[Data tied to figure images]
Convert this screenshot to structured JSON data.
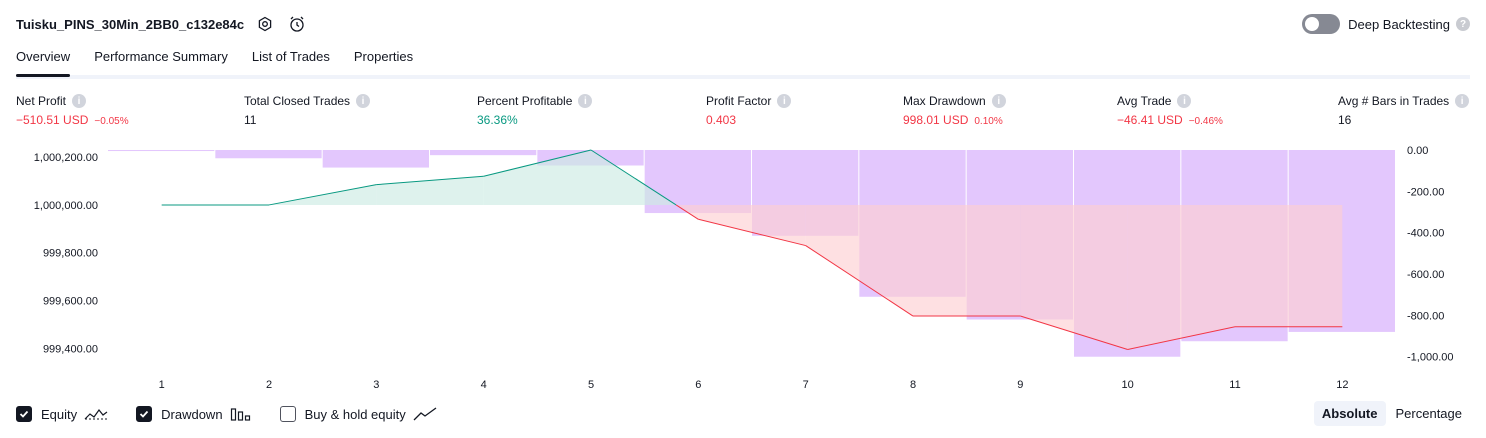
{
  "header": {
    "title": "Tuisku_PINS_30Min_2BB0_c132e84c",
    "deep_backtesting_label": "Deep Backtesting",
    "help_glyph": "?"
  },
  "tabs": [
    {
      "label": "Overview",
      "active": true
    },
    {
      "label": "Performance Summary",
      "active": false
    },
    {
      "label": "List of Trades",
      "active": false
    },
    {
      "label": "Properties",
      "active": false
    }
  ],
  "metrics": {
    "net_profit": {
      "label": "Net Profit",
      "value": "−510.51 USD",
      "pct": "−0.05%"
    },
    "total_closed_trades": {
      "label": "Total Closed Trades",
      "value": "11"
    },
    "percent_profitable": {
      "label": "Percent Profitable",
      "value": "36.36%"
    },
    "profit_factor": {
      "label": "Profit Factor",
      "value": "0.403"
    },
    "max_drawdown": {
      "label": "Max Drawdown",
      "value": "998.01 USD",
      "pct": "0.10%"
    },
    "avg_trade": {
      "label": "Avg Trade",
      "value": "−46.41 USD",
      "pct": "−0.46%"
    },
    "avg_bars": {
      "label": "Avg # Bars in Trades",
      "value": "16"
    }
  },
  "legend": {
    "equity": {
      "label": "Equity",
      "checked": true
    },
    "drawdown": {
      "label": "Drawdown",
      "checked": true
    },
    "buy_hold": {
      "label": "Buy & hold equity",
      "checked": false
    }
  },
  "mode": {
    "absolute": "Absolute",
    "percentage": "Percentage",
    "selected": "Absolute"
  },
  "colors": {
    "positive": "#089981",
    "negative": "#f23645",
    "drawdown_bar": "#e1c4fd",
    "equity_fill_pos": "#cdebe3",
    "equity_fill_neg": "#fdd0d3"
  },
  "chart_data": {
    "type": "line",
    "x": [
      1,
      2,
      3,
      4,
      5,
      6,
      7,
      8,
      9,
      10,
      11,
      12
    ],
    "x_ticks": [
      "1",
      "2",
      "3",
      "4",
      "5",
      "6",
      "7",
      "8",
      "9",
      "10",
      "11",
      "12"
    ],
    "equity_axis": {
      "ticks": [
        "1,000,200.00",
        "1,000,000.00",
        "999,800.00",
        "999,600.00",
        "999,400.00"
      ],
      "range": [
        999330,
        1000230
      ]
    },
    "drawdown_axis": {
      "ticks": [
        "0.00",
        "-200.00",
        "-400.00",
        "-600.00",
        "-800.00",
        "-1,000.00"
      ],
      "range": [
        -1040,
        0
      ]
    },
    "baseline": 1000000,
    "series": [
      {
        "name": "Equity",
        "values": [
          1000000,
          1000000,
          1000085,
          1000120,
          1000230,
          999940,
          999830,
          999535,
          999535,
          999395,
          999490,
          999490
        ]
      },
      {
        "name": "Drawdown",
        "values": [
          -5,
          -40,
          -85,
          -25,
          -75,
          -305,
          -415,
          -710,
          -820,
          -1000,
          -925,
          -880
        ]
      }
    ]
  }
}
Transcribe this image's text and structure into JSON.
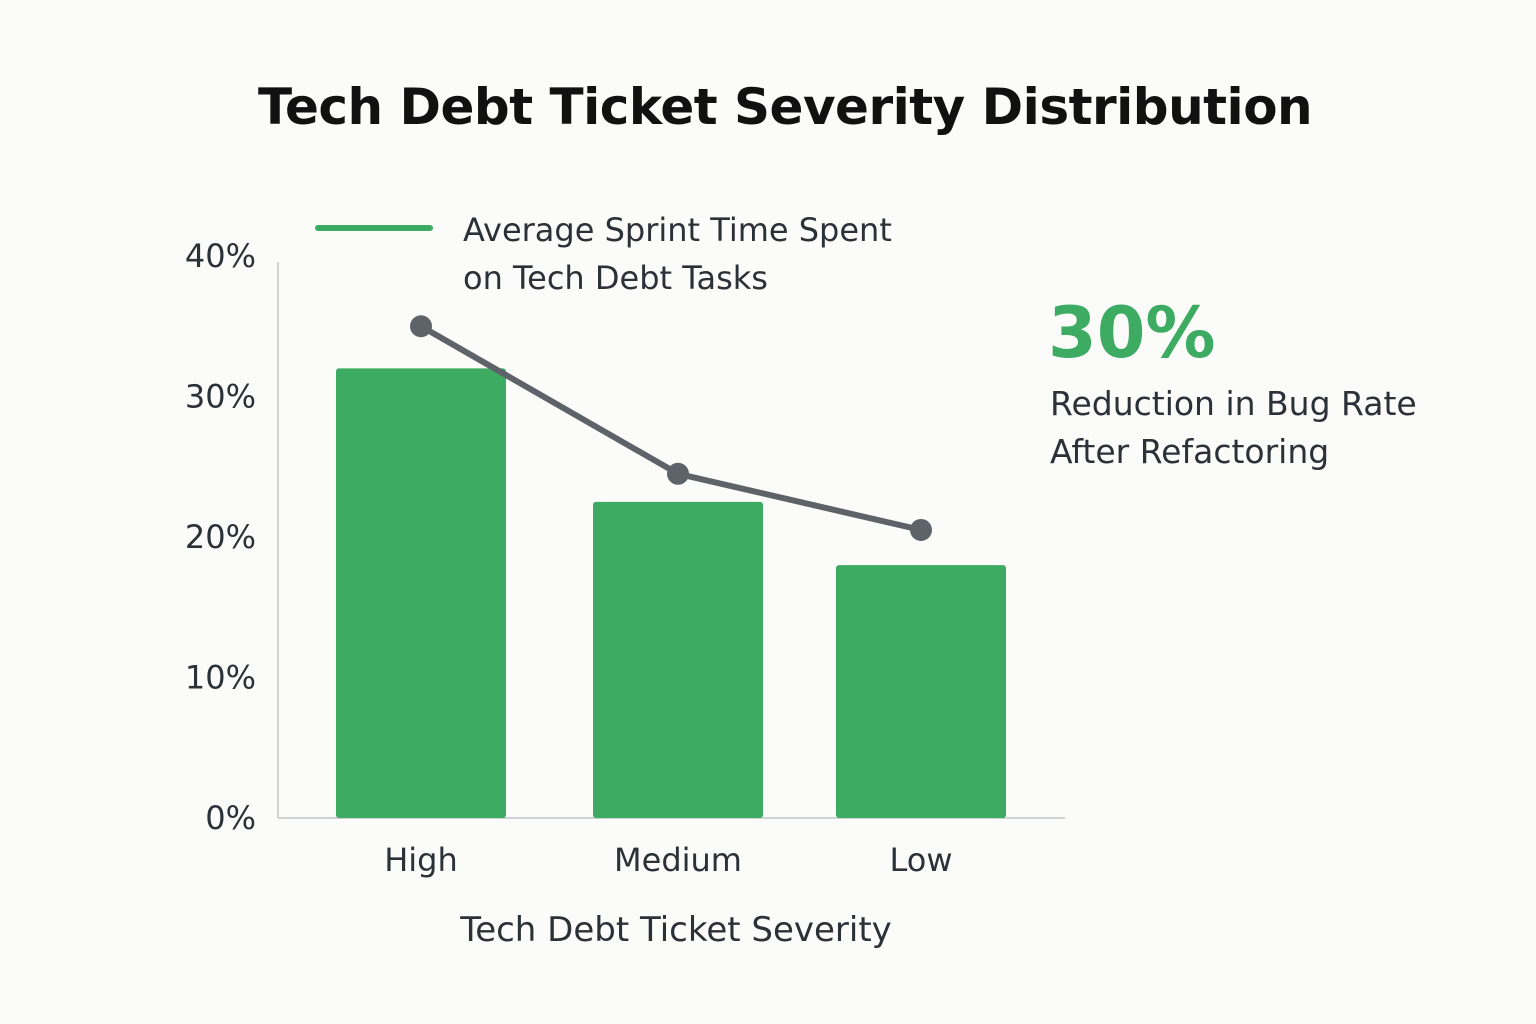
{
  "title": "Tech Debt Ticket Severity Distribution",
  "legend": {
    "line1": "Average Sprint Time Spent",
    "line2": "on Tech Debt Tasks"
  },
  "callout": {
    "value": "30%",
    "line1": "Reduction in Bug Rate",
    "line2": "After Refactoring"
  },
  "colors": {
    "bar": "#3dab61",
    "line": "#5d6368",
    "accent": "#3dab61",
    "axis": "#cfd2d4",
    "text": "#2c3138"
  },
  "chart_data": {
    "type": "bar",
    "title": "Tech Debt Ticket Severity Distribution",
    "xlabel": "Tech Debt Ticket Severity",
    "ylabel": "",
    "categories": [
      "High",
      "Medium",
      "Low"
    ],
    "yticks": [
      "0%",
      "10%",
      "20%",
      "30%",
      "40%"
    ],
    "ylim": [
      0,
      40
    ],
    "grid": false,
    "legend_position": "top",
    "series": [
      {
        "type": "bar",
        "values": [
          32,
          22.5,
          18
        ]
      },
      {
        "type": "line",
        "name": "Average Sprint Time Spent on Tech Debt Tasks",
        "values": [
          35,
          24.5,
          20.5
        ]
      }
    ]
  }
}
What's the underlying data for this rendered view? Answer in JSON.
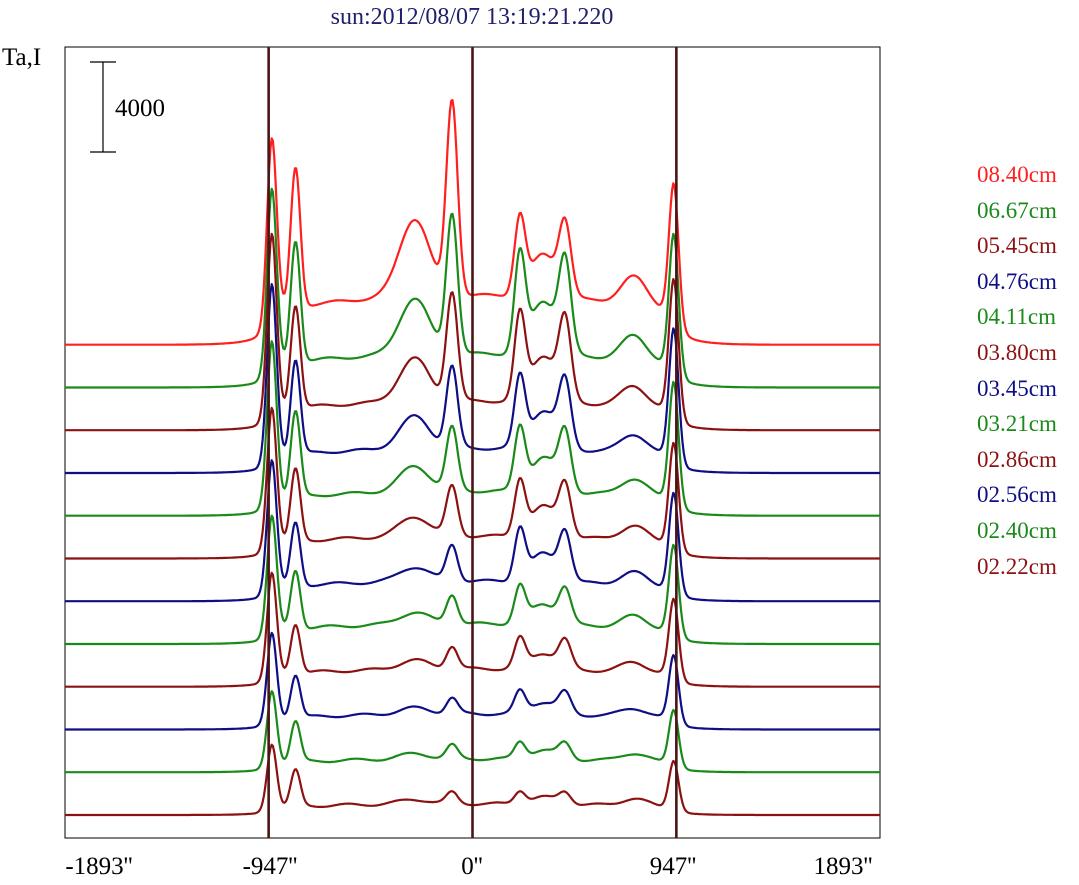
{
  "title": "sun:2012/08/07 13:19:21.220",
  "y_axis_label": "Ta,I",
  "scale_bar_label": "4000",
  "x_ticks": [
    "-1893''",
    "-947''",
    "0''",
    "947''",
    "1893''"
  ],
  "colors": {
    "red": "#ff1f1f",
    "green": "#1a8a1a",
    "darkred": "#8c1212",
    "navy": "#0f0f85",
    "marker": "#4a1515",
    "frame": "#000000"
  },
  "chart_data": {
    "type": "line",
    "title": "sun:2012/08/07 13:19:21.220",
    "ylabel": "Ta,I",
    "xlabel": "",
    "x_unit": "arcsec",
    "xlim": [
      -1893,
      1893
    ],
    "x_tick_values": [
      -1893,
      -947,
      0,
      947,
      1893
    ],
    "vertical_markers": [
      -947,
      0,
      947
    ],
    "scale_bar": 4000,
    "vertical_offset_between_traces": 1900,
    "grid": false,
    "legend_position": "right",
    "series": [
      {
        "name": "08.40cm",
        "color": "red",
        "peak_limb": 8000,
        "near_limb": 6200,
        "center": 8600,
        "right_bump": 4200,
        "base": 2200
      },
      {
        "name": "06.67cm",
        "color": "green",
        "peak_limb": 8000,
        "near_limb": 5400,
        "center": 6200,
        "right_bump": 5300,
        "base": 1500
      },
      {
        "name": "05.45cm",
        "color": "darkred",
        "peak_limb": 8000,
        "near_limb": 4600,
        "center": 4800,
        "right_bump": 4600,
        "base": 1300
      },
      {
        "name": "04.76cm",
        "color": "navy",
        "peak_limb": 7800,
        "near_limb": 4200,
        "center": 3600,
        "right_bump": 3800,
        "base": 1100
      },
      {
        "name": "04.11cm",
        "color": "green",
        "peak_limb": 7200,
        "near_limb": 3800,
        "center": 2800,
        "right_bump": 3400,
        "base": 1100
      },
      {
        "name": "03.80cm",
        "color": "darkred",
        "peak_limb": 6200,
        "near_limb": 3200,
        "center": 2200,
        "right_bump": 3000,
        "base": 1000
      },
      {
        "name": "03.45cm",
        "color": "navy",
        "peak_limb": 5800,
        "near_limb": 2800,
        "center": 1600,
        "right_bump": 2800,
        "base": 900
      },
      {
        "name": "03.21cm",
        "color": "green",
        "peak_limb": 5200,
        "near_limb": 2600,
        "center": 1300,
        "right_bump": 2000,
        "base": 900
      },
      {
        "name": "02.86cm",
        "color": "darkred",
        "peak_limb": 4600,
        "near_limb": 2200,
        "center": 1000,
        "right_bump": 1600,
        "base": 800
      },
      {
        "name": "02.56cm",
        "color": "navy",
        "peak_limb": 3900,
        "near_limb": 1900,
        "center": 700,
        "right_bump": 1200,
        "base": 700
      },
      {
        "name": "02.40cm",
        "color": "green",
        "peak_limb": 3300,
        "near_limb": 1800,
        "center": 600,
        "right_bump": 900,
        "base": 600
      },
      {
        "name": "02.22cm",
        "color": "darkred",
        "peak_limb": 2900,
        "near_limb": 1600,
        "center": 500,
        "right_bump": 700,
        "base": 500
      }
    ]
  }
}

### TASK OBJECTIVE
Every line holding "Distribution" should be copied out.

### EXERCISE OUTPUT
  "title": "Tech Debt Ticket Severity Distribution",
    "title": "Tech Debt Ticket Severity Distribution",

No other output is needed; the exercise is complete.